- [SOURCE EXTRACT]:
◇ ◇ ◇ ◇ ◇

Glad you're finding targets at that particular place. Sell you last Tesoro? Several months ago I traded my Golden uMax with 5 coils for another C$ to have as a backup. Having two of the same detector makes it easy for me to switch between the two. Also, the C$ meter ID's pulltabs, coins, etc more accurately than the 4 tones of the Golden.
 
Yes decided to let the Tesoro go, on the bay.
Just needed one good ID machine with some good capabilities such as the C$. Along with my PI, think I have all bases covered.
 
A member wanted to trade his C$ with two 8" coils for a Tesoro. I offered the Golden with 5 coils and the deal was an even trade. He could use those coils on his Cortes, that helped clinch the deal. The Golden was OK, but with no meter I had to rely on 4 tones for all targets. Four tones is not good enough, the C$ has four tones, but the meter really fine tunes the target ID. When I get out there again I'm going to bury a dime at 7-8" deep and check the meter numbers. I did that several times last summer and if I remember correctly the ID numbers are jumpy and are much lower with an occasional correct ID number thrown in.

◇ ◇ ◇ ◇ ◇

- [TASK REQUIREMENTS]:
a: List every metal detector, by model or brand name, that the detector discussion mentions.
b: Transcribe the passage of the detector discussion starting at "Yes decided to" and ending at "number thrown in.".

- [EXCERPTED RECORDS]:
◇ ◇ ◇ ◇ ◇

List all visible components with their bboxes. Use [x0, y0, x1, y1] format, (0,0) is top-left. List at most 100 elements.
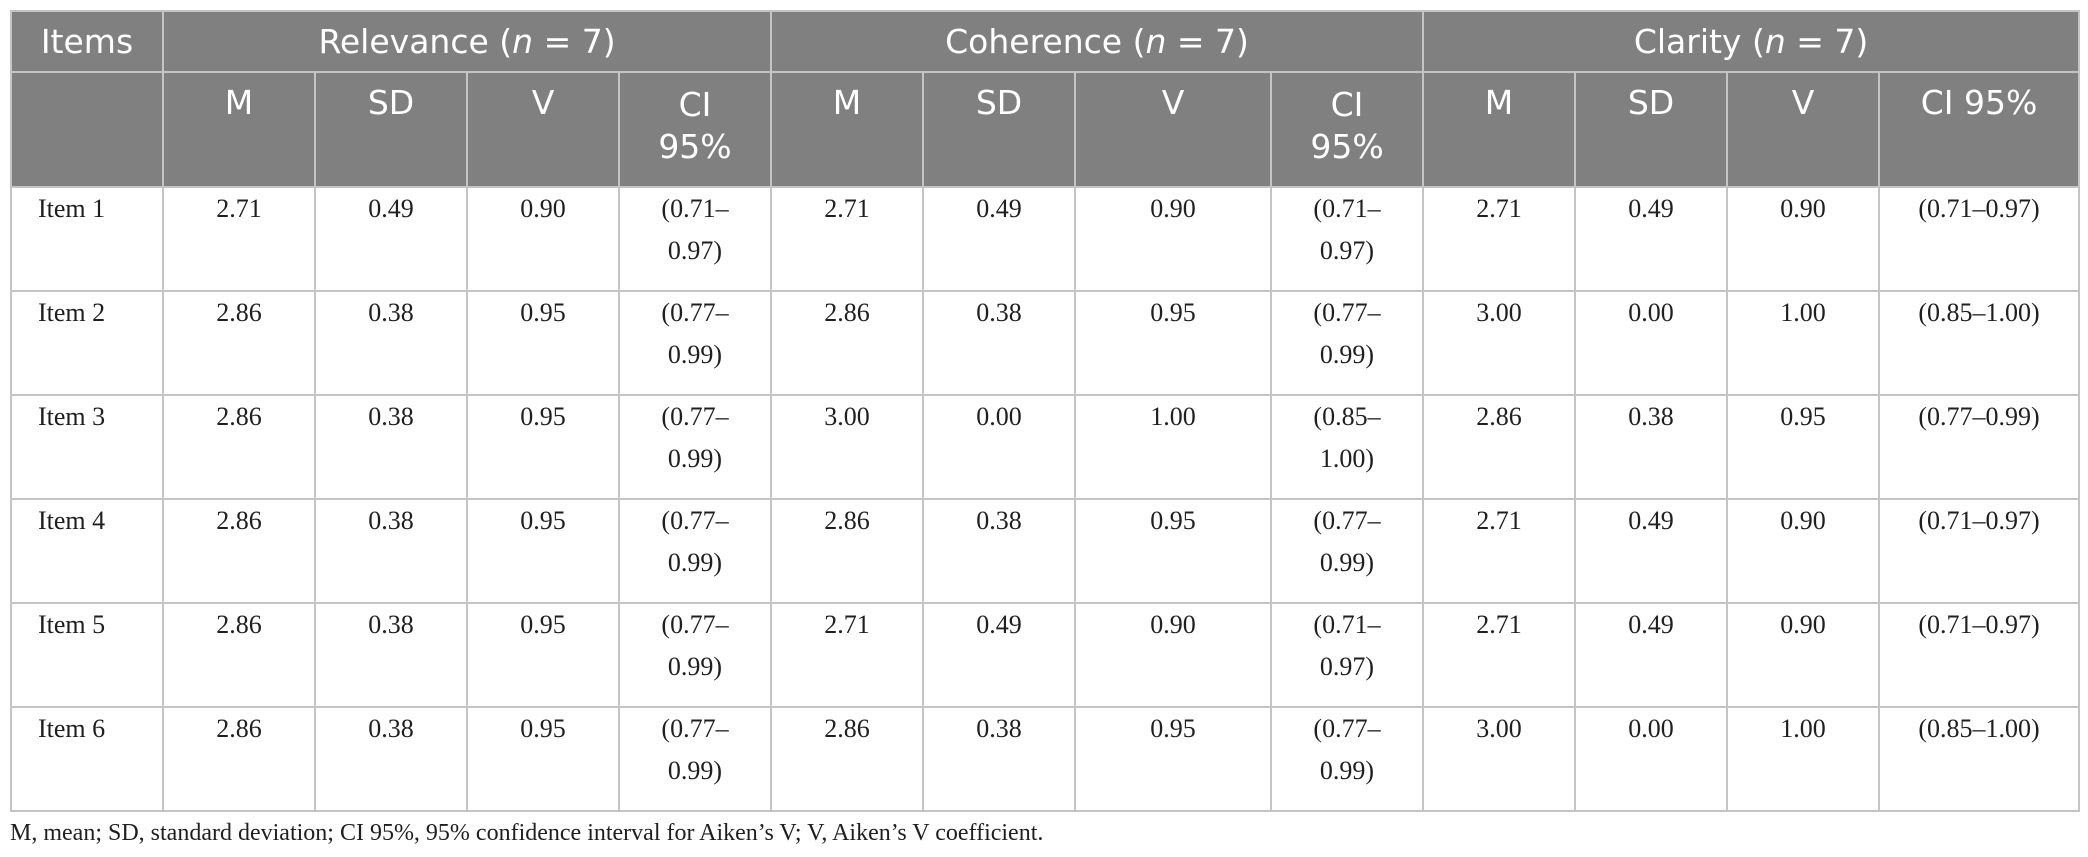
relevance-sd: 0.38: [314, 706, 468, 812]
clarity-v: 1.00: [1726, 290, 1881, 396]
relevance-m: 2.86: [162, 706, 316, 812]
table-row: Item 6 2.86 0.38 0.95 (0.77–0.99) 2.86 0…: [10, 706, 2081, 812]
clarity-sd: 0.49: [1574, 498, 1729, 604]
subheader-clarity-ci: CI 95%: [1878, 71, 2081, 188]
clarity-v: 1.00: [1726, 706, 1881, 812]
group-header-clarity: Clarity (n = 7): [1422, 10, 2081, 73]
relevance-sd: 0.38: [314, 602, 468, 708]
subheader-coherence-m: M: [770, 71, 925, 188]
ci-value: (0.71–0.97): [1313, 194, 1381, 265]
relevance-v: 0.95: [466, 290, 620, 396]
subheader-clarity-sd: SD: [1574, 71, 1729, 188]
subheader-relevance-m: M: [162, 71, 316, 188]
clarity-ci: (0.71–0.97): [1878, 186, 2081, 292]
clarity-sd: 0.49: [1574, 602, 1729, 708]
ci-value: (0.71–0.97): [661, 194, 729, 265]
relevance-v: 0.95: [466, 394, 620, 500]
coherence-v: 0.95: [1074, 498, 1273, 604]
relevance-sd: 0.38: [314, 394, 468, 500]
table-row: Item 3 2.86 0.38 0.95 (0.77–0.99) 3.00 0…: [10, 394, 2081, 500]
item-label: Item 3: [10, 394, 164, 500]
ci-value: (0.77–0.99): [1313, 714, 1381, 785]
ci-value: (0.77–0.99): [1313, 298, 1381, 369]
data-table: Items Relevance (n = 7) Coherence (n = 7…: [10, 10, 2081, 812]
subheader-coherence-v: V: [1074, 71, 1273, 188]
item-label: Item 6: [10, 706, 164, 812]
coherence-ci: (0.85–1.00): [1270, 394, 1425, 500]
relevance-v: 0.95: [466, 498, 620, 604]
item-label: Item 1: [10, 186, 164, 292]
header-sub-row: M SD V CI 95% M SD V CI 95% M SD V CI 95…: [10, 71, 2081, 188]
ci-value: (0.71–0.97): [1313, 610, 1381, 681]
relevance-sd: 0.38: [314, 290, 468, 396]
clarity-m: 2.71: [1422, 498, 1577, 604]
subheader-clarity-v: V: [1726, 71, 1881, 188]
clarity-m: 2.86: [1422, 394, 1577, 500]
item-label: Item 4: [10, 498, 164, 604]
coherence-v: 0.90: [1074, 186, 1273, 292]
relevance-ci: (0.77–0.99): [617, 498, 773, 604]
clarity-m: 2.71: [1422, 602, 1577, 708]
coherence-v: 0.95: [1074, 706, 1273, 812]
clarity-v: 0.95: [1726, 394, 1881, 500]
table-row: Item 1 2.71 0.49 0.90 (0.71–0.97) 2.71 0…: [10, 186, 2081, 292]
coherence-ci: (0.71–0.97): [1270, 186, 1425, 292]
coherence-v: 1.00: [1074, 394, 1273, 500]
coherence-v: 0.90: [1074, 602, 1273, 708]
coherence-m: 2.86: [770, 706, 925, 812]
coherence-ci: (0.77–0.99): [1270, 290, 1425, 396]
subheader-relevance-sd: SD: [314, 71, 468, 188]
table-row: Item 5 2.86 0.38 0.95 (0.77–0.99) 2.71 0…: [10, 602, 2081, 708]
group-header-relevance: Relevance (n = 7): [161, 10, 773, 73]
subheader-coherence-ci: CI 95%: [1270, 71, 1425, 188]
coherence-sd: 0.38: [922, 290, 1077, 396]
subheader-ci-label: CI 95%: [1310, 85, 1384, 166]
group-header-n-suffix: = 7): [533, 21, 616, 61]
relevance-ci: (0.77–0.99): [617, 706, 773, 812]
table-body: Item 1 2.71 0.49 0.90 (0.71–0.97) 2.71 0…: [10, 186, 2081, 812]
ci-value: (0.77–0.99): [661, 610, 729, 681]
clarity-m: 2.71: [1422, 186, 1577, 292]
relevance-sd: 0.49: [314, 186, 468, 292]
relevance-ci: (0.77–0.99): [617, 394, 773, 500]
coherence-m: 2.86: [770, 290, 925, 396]
relevance-m: 2.86: [162, 290, 316, 396]
clarity-ci: (0.71–0.97): [1878, 602, 2081, 708]
coherence-m: 2.71: [770, 602, 925, 708]
subheader-relevance-ci: CI 95%: [617, 71, 773, 188]
table-row: Item 4 2.86 0.38 0.95 (0.77–0.99) 2.86 0…: [10, 498, 2081, 604]
subheader-clarity-m: M: [1422, 71, 1577, 188]
items-subheader-blank: [10, 71, 164, 188]
group-header-n-prefix: (: [499, 21, 513, 61]
clarity-ci: (0.85–1.00): [1878, 706, 2081, 812]
coherence-v: 0.95: [1074, 290, 1273, 396]
group-header-n-suffix: = 7): [1166, 21, 1249, 61]
ci-value: (0.77–0.99): [1313, 506, 1381, 577]
clarity-ci: (0.85–1.00): [1878, 290, 2081, 396]
clarity-sd: 0.38: [1574, 394, 1729, 500]
group-header-n: n: [1145, 21, 1167, 61]
subheader-coherence-sd: SD: [922, 71, 1077, 188]
relevance-sd: 0.38: [314, 498, 468, 604]
group-header-coherence: Coherence (n = 7): [770, 10, 1425, 73]
clarity-sd: 0.00: [1574, 290, 1729, 396]
relevance-ci: (0.77–0.99): [617, 290, 773, 396]
coherence-sd: 0.38: [922, 706, 1077, 812]
clarity-ci: (0.77–0.99): [1878, 394, 2081, 500]
ci-value: (0.77–0.99): [661, 506, 729, 577]
table-footnote: M, mean; SD, standard deviation; CI 95%,…: [10, 820, 1044, 846]
relevance-m: 2.86: [162, 602, 316, 708]
clarity-v: 0.90: [1726, 602, 1881, 708]
coherence-sd: 0.49: [922, 602, 1077, 708]
coherence-sd: 0.38: [922, 498, 1077, 604]
clarity-v: 0.90: [1726, 498, 1881, 604]
relevance-ci: (0.77–0.99): [617, 602, 773, 708]
group-header-n-suffix: = 7): [1785, 21, 1869, 61]
group-header-n-prefix: (: [1132, 21, 1146, 61]
table-header: Items Relevance (n = 7) Coherence (n = 7…: [10, 10, 2081, 188]
coherence-ci: (0.77–0.99): [1270, 498, 1425, 604]
coherence-m: 2.71: [770, 186, 925, 292]
ci-value: (0.77–0.99): [661, 402, 729, 473]
clarity-ci: (0.71–0.97): [1878, 498, 2081, 604]
clarity-m: 3.00: [1422, 706, 1577, 812]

◇ ◇ ◇ ◇ ◇

- [RESPONSES FOR EACH TASK]:
a:
- Tesoro
- Golden uMax
- C$
- PI
- Cortes

b:
Yes decided to let the Tesoro go, on the bay.
Just needed one good ID machine with some good capabilities such as the C$. Along with my PI, think I have all bases covered.
 
A member wanted to trade his C$ with two 8" coils for a Tesoro. I offered the Golden with 5 coils and the deal was an even trade. He could use those coils on his Cortes, that helped clinch the deal. The Golden was OK, but with no meter I had to rely on 4 tones for all targets. Four tones is not good enough, the C$ has four tones, but the meter really fine tunes the target ID. When I get out there again I'm going to bury a dime at 7-8" deep and check the meter numbers. I did that several times last summer and if I remember correctly the ID numbers are jumpy and are much lower with an occasional correct ID number thrown in.